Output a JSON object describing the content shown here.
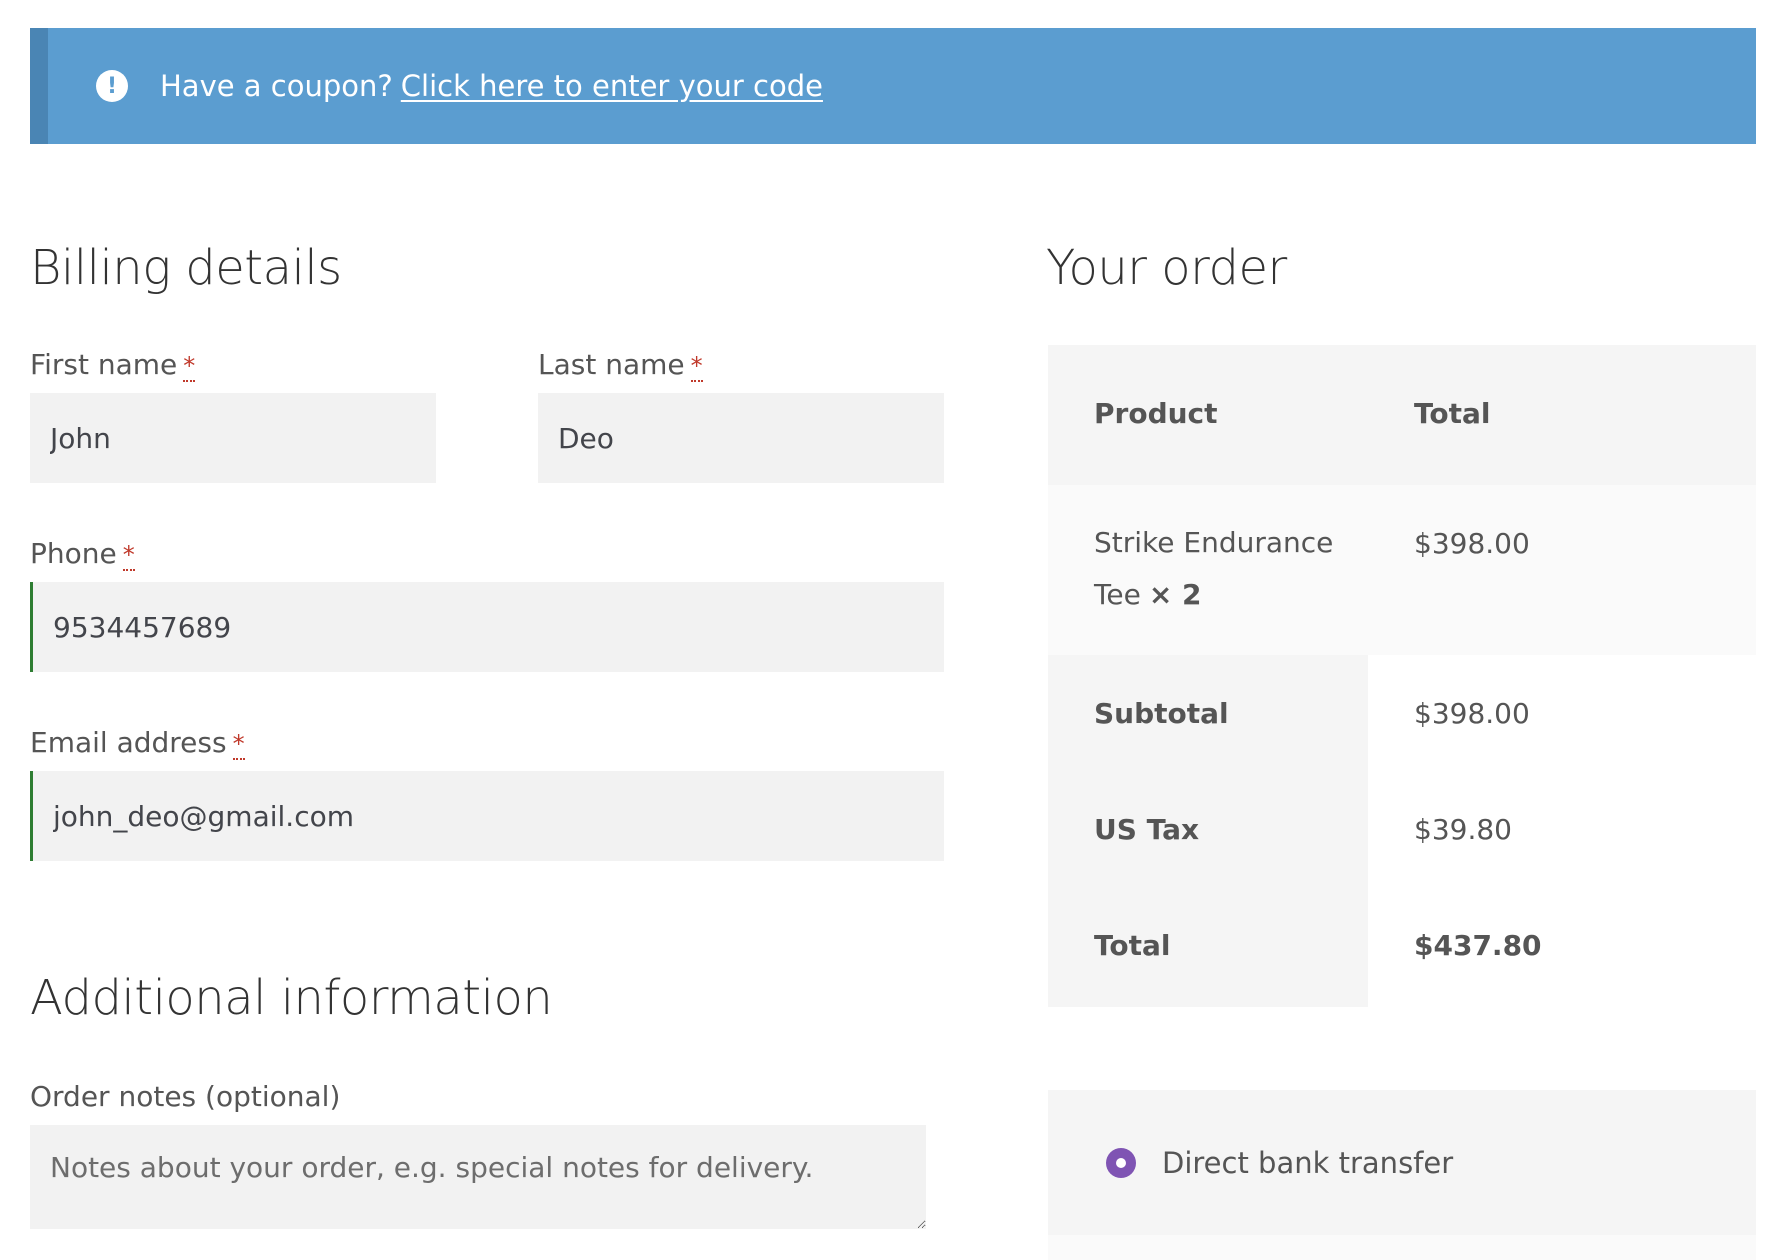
{
  "notice": {
    "text": "Have a coupon?",
    "link_text": "Click here to enter your code",
    "bg_color": "#5b9dd0"
  },
  "billing": {
    "title": "Billing details",
    "first_name": {
      "label": "First name",
      "value": "John"
    },
    "last_name": {
      "label": "Last name",
      "value": "Deo"
    },
    "phone": {
      "label": "Phone",
      "value": "9534457689"
    },
    "email": {
      "label": "Email address",
      "value": "john_deo@gmail.com"
    },
    "required_mark": "*"
  },
  "additional": {
    "title": "Additional information",
    "order_notes_label": "Order notes (optional)",
    "order_notes_placeholder": "Notes about your order, e.g. special notes for delivery."
  },
  "order": {
    "title": "Your order",
    "headers": {
      "product": "Product",
      "total": "Total"
    },
    "item": {
      "name": "Strike Endurance Tee",
      "qty": "× 2",
      "total": "$398.00"
    },
    "subtotal": {
      "label": "Subtotal",
      "value": "$398.00"
    },
    "tax": {
      "label": "US Tax",
      "value": "$39.80"
    },
    "grand_total": {
      "label": "Total",
      "value": "$437.80"
    }
  },
  "payment": {
    "method": "Direct bank transfer",
    "accent_color": "#7f54b3"
  }
}
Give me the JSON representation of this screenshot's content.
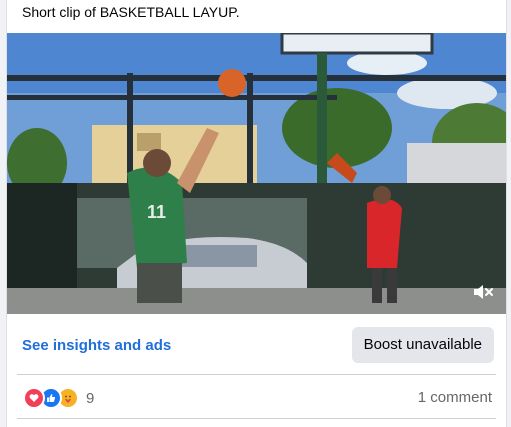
{
  "post": {
    "caption": "Short clip of BASKETBALL LAYUP.",
    "video": {
      "description_icon": "play-video",
      "mute_icon": "volume-muted-icon"
    }
  },
  "actions": {
    "insights_label": "See insights and ads",
    "boost_label": "Boost unavailable"
  },
  "stats": {
    "reactions": [
      "love-icon",
      "like-icon",
      "care-icon"
    ],
    "reaction_count": "9",
    "comments_label": "1 comment"
  },
  "colors": {
    "link": "#216fdb",
    "love": "#f33e58",
    "like": "#1877f2",
    "care": "#f7b125"
  }
}
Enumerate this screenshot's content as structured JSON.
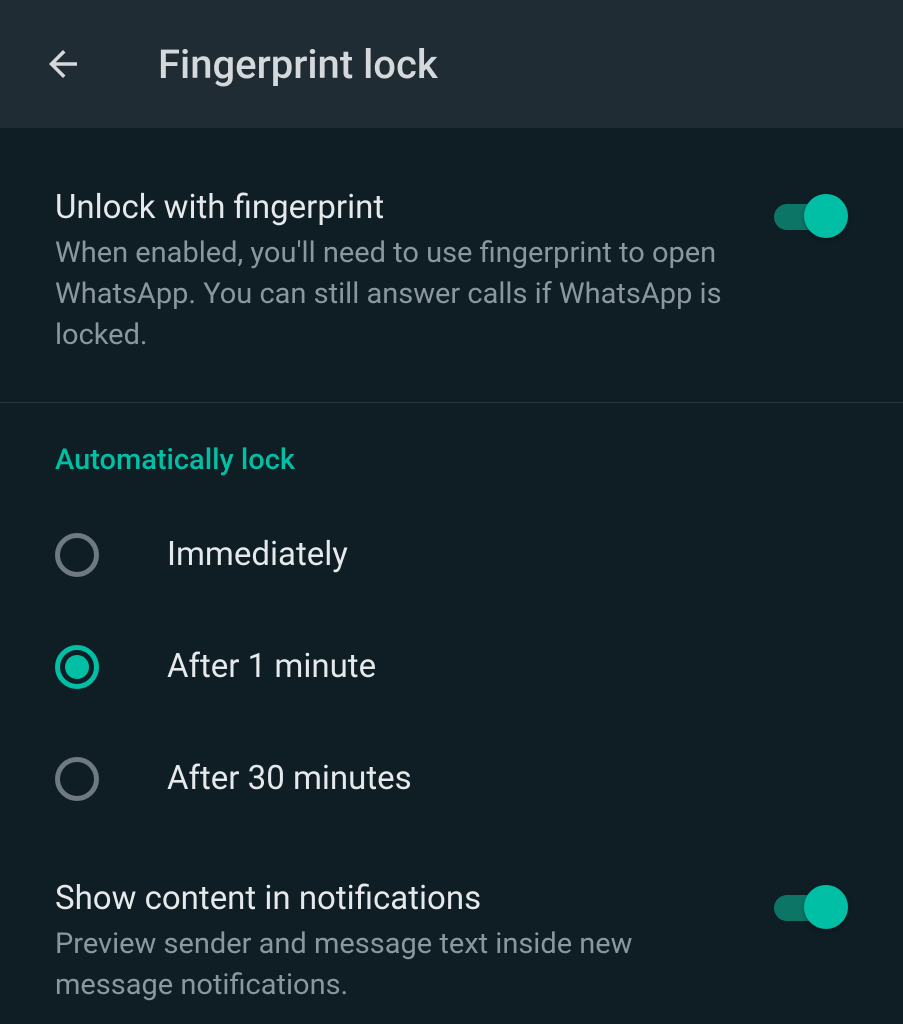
{
  "header": {
    "title": "Fingerprint lock"
  },
  "unlock": {
    "title": "Unlock with fingerprint",
    "desc": "When enabled, you'll need to use fingerprint to open WhatsApp. You can still answer calls if WhatsApp is locked.",
    "enabled": true
  },
  "autoLock": {
    "header": "Automatically lock",
    "options": [
      {
        "label": "Immediately",
        "selected": false
      },
      {
        "label": "After 1 minute",
        "selected": true
      },
      {
        "label": "After 30 minutes",
        "selected": false
      }
    ]
  },
  "showContent": {
    "title": "Show content in notifications",
    "desc": "Preview sender and message text inside new message notifications.",
    "enabled": true
  }
}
+ + +
Problem to work on => Give again the lines from the line that contains "Enumerate this screenshot's" through the last line of the material above, exactly and with both ends included. Omit the pictures.

Task response =>
Enumerate this screenshot's content as structured JSON.
{
  "header": {
    "title": "Fingerprint lock"
  },
  "unlock": {
    "title": "Unlock with fingerprint",
    "desc": "When enabled, you'll need to use fingerprint to open WhatsApp. You can still answer calls if WhatsApp is locked.",
    "enabled": true
  },
  "autoLock": {
    "header": "Automatically lock",
    "options": [
      {
        "label": "Immediately",
        "selected": false
      },
      {
        "label": "After 1 minute",
        "selected": true
      },
      {
        "label": "After 30 minutes",
        "selected": false
      }
    ]
  },
  "showContent": {
    "title": "Show content in notifications",
    "desc": "Preview sender and message text inside new message notifications.",
    "enabled": true
  }
}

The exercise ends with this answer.